**Listed records**

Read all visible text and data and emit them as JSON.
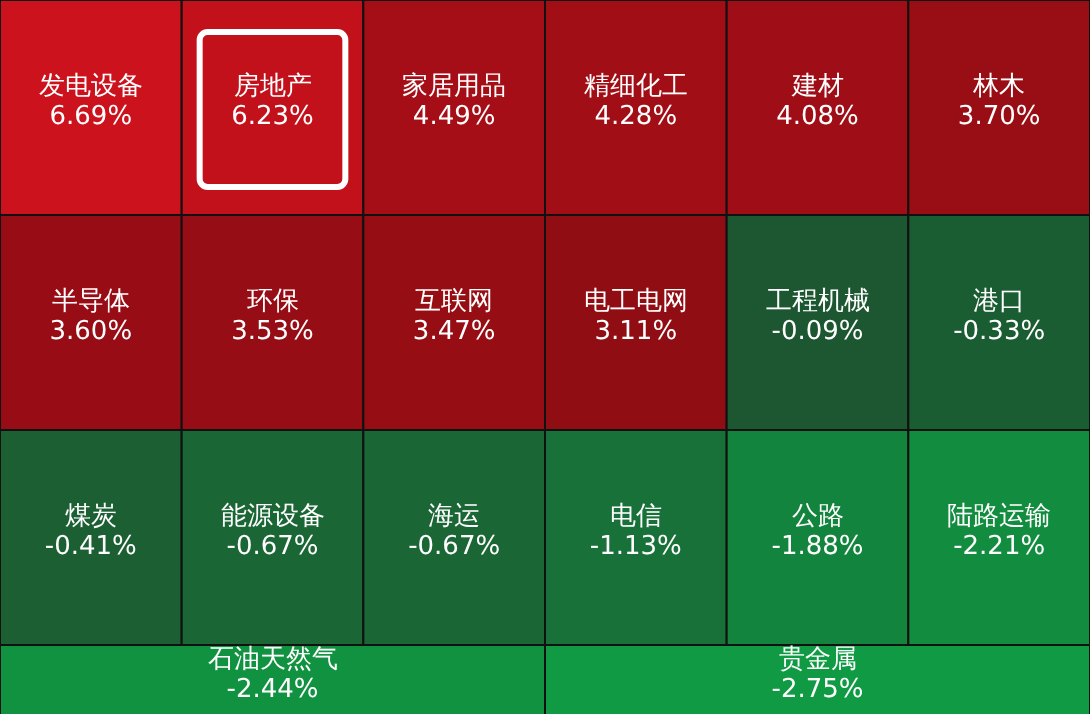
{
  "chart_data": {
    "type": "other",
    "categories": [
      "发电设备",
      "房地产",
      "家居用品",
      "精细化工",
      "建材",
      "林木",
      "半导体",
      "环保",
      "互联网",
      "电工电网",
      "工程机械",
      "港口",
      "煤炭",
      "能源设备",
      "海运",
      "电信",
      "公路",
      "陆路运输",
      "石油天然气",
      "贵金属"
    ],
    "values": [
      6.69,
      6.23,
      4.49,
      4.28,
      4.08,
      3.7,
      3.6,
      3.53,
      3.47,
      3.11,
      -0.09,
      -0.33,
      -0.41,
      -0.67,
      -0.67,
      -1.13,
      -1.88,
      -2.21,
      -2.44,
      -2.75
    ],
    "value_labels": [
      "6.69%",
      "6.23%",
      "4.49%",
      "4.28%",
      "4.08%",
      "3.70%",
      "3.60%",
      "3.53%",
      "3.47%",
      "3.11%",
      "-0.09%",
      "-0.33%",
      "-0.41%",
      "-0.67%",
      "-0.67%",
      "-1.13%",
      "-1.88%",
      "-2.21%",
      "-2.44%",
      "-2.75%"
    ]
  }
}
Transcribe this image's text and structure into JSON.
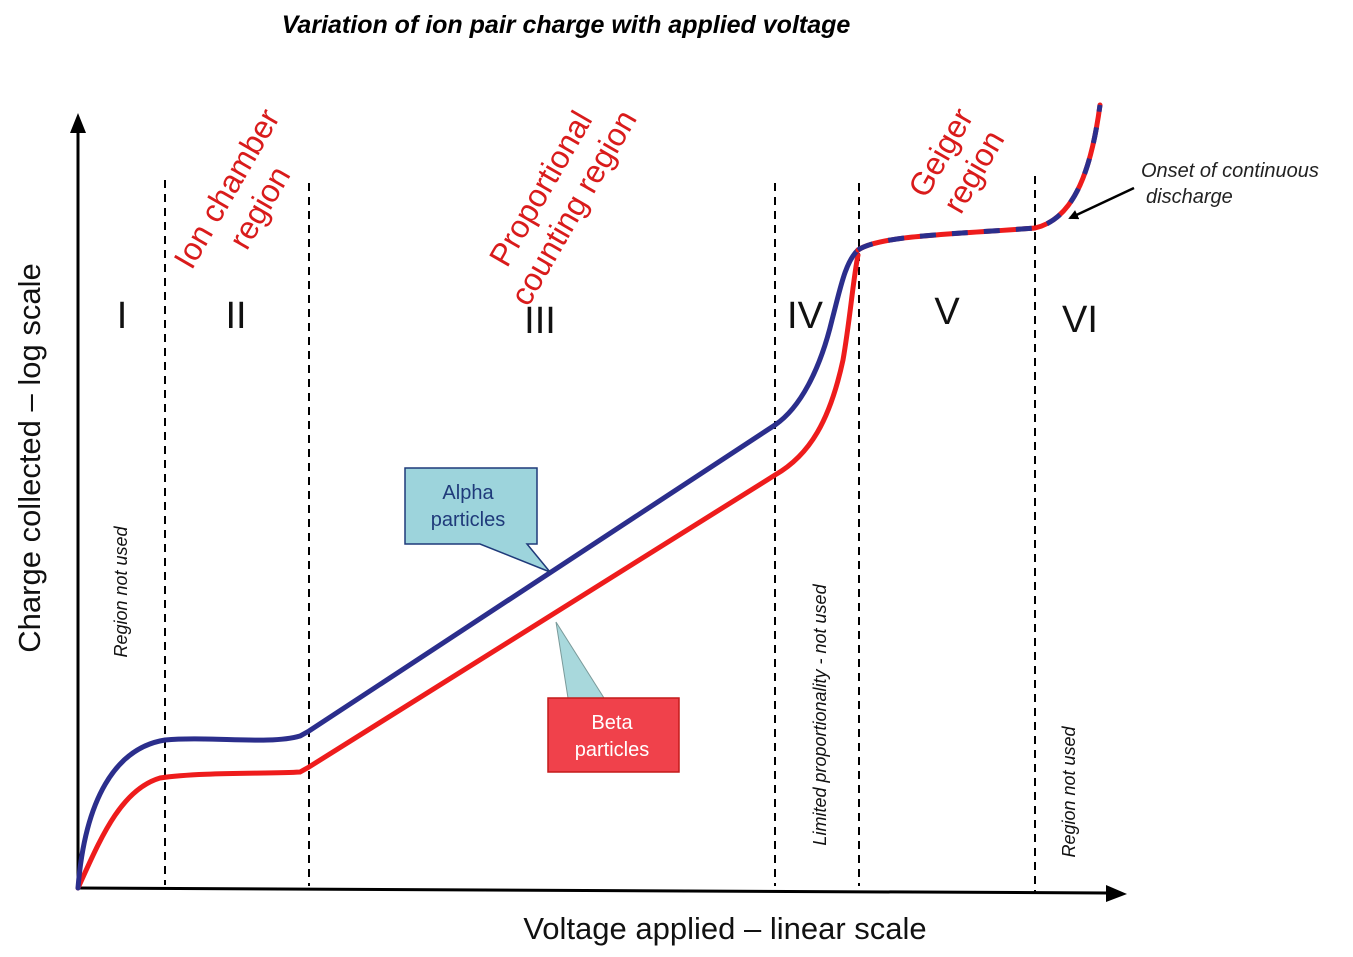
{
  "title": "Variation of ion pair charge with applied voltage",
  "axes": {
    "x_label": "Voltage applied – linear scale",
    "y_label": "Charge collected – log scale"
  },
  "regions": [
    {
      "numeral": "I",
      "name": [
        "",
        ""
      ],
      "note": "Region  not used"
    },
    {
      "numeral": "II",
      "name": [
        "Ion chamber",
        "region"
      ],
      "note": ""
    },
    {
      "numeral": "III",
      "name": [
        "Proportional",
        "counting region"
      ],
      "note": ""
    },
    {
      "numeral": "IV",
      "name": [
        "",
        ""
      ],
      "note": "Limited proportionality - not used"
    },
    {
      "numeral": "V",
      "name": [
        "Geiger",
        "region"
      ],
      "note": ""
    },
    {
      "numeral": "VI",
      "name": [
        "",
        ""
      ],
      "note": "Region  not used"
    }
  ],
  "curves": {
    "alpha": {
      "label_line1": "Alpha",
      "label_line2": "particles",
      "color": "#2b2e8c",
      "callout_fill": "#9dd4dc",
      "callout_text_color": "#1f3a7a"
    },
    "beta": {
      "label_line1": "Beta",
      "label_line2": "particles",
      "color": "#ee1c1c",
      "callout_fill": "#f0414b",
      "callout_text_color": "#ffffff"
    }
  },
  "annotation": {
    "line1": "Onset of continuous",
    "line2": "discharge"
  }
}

**Set problem**
Without the pictures, restate all the entries above exactly.

**Solution to the exercise**
Read all visible text and data and emit them as JSON.
{
  "chart_data": {
    "type": "other",
    "categories": [
      "发电设备",
      "房地产",
      "家居用品",
      "精细化工",
      "建材",
      "林木",
      "半导体",
      "环保",
      "互联网",
      "电工电网",
      "工程机械",
      "港口",
      "煤炭",
      "能源设备",
      "海运",
      "电信",
      "公路",
      "陆路运输",
      "石油天然气",
      "贵金属"
    ],
    "values": [
      6.69,
      6.23,
      4.49,
      4.28,
      4.08,
      3.7,
      3.6,
      3.53,
      3.47,
      3.11,
      -0.09,
      -0.33,
      -0.41,
      -0.67,
      -0.67,
      -1.13,
      -1.88,
      -2.21,
      -2.44,
      -2.75
    ],
    "value_labels": [
      "6.69%",
      "6.23%",
      "4.49%",
      "4.28%",
      "4.08%",
      "3.70%",
      "3.60%",
      "3.53%",
      "3.47%",
      "3.11%",
      "-0.09%",
      "-0.33%",
      "-0.41%",
      "-0.67%",
      "-0.67%",
      "-1.13%",
      "-1.88%",
      "-2.21%",
      "-2.44%",
      "-2.75%"
    ]
  }
}
Transcribe this image's text and structure into JSON.
{
  "title": "Variation of ion pair charge with applied voltage",
  "axes": {
    "x_label": "Voltage applied – linear scale",
    "y_label": "Charge collected – log scale"
  },
  "regions": [
    {
      "numeral": "I",
      "name": [
        "",
        ""
      ],
      "note": "Region  not used"
    },
    {
      "numeral": "II",
      "name": [
        "Ion chamber",
        "region"
      ],
      "note": ""
    },
    {
      "numeral": "III",
      "name": [
        "Proportional",
        "counting region"
      ],
      "note": ""
    },
    {
      "numeral": "IV",
      "name": [
        "",
        ""
      ],
      "note": "Limited proportionality - not used"
    },
    {
      "numeral": "V",
      "name": [
        "Geiger",
        "region"
      ],
      "note": ""
    },
    {
      "numeral": "VI",
      "name": [
        "",
        ""
      ],
      "note": "Region  not used"
    }
  ],
  "curves": {
    "alpha": {
      "label_line1": "Alpha",
      "label_line2": "particles",
      "color": "#2b2e8c",
      "callout_fill": "#9dd4dc",
      "callout_text_color": "#1f3a7a"
    },
    "beta": {
      "label_line1": "Beta",
      "label_line2": "particles",
      "color": "#ee1c1c",
      "callout_fill": "#f0414b",
      "callout_text_color": "#ffffff"
    }
  },
  "annotation": {
    "line1": "Onset of continuous",
    "line2": "discharge"
  }
}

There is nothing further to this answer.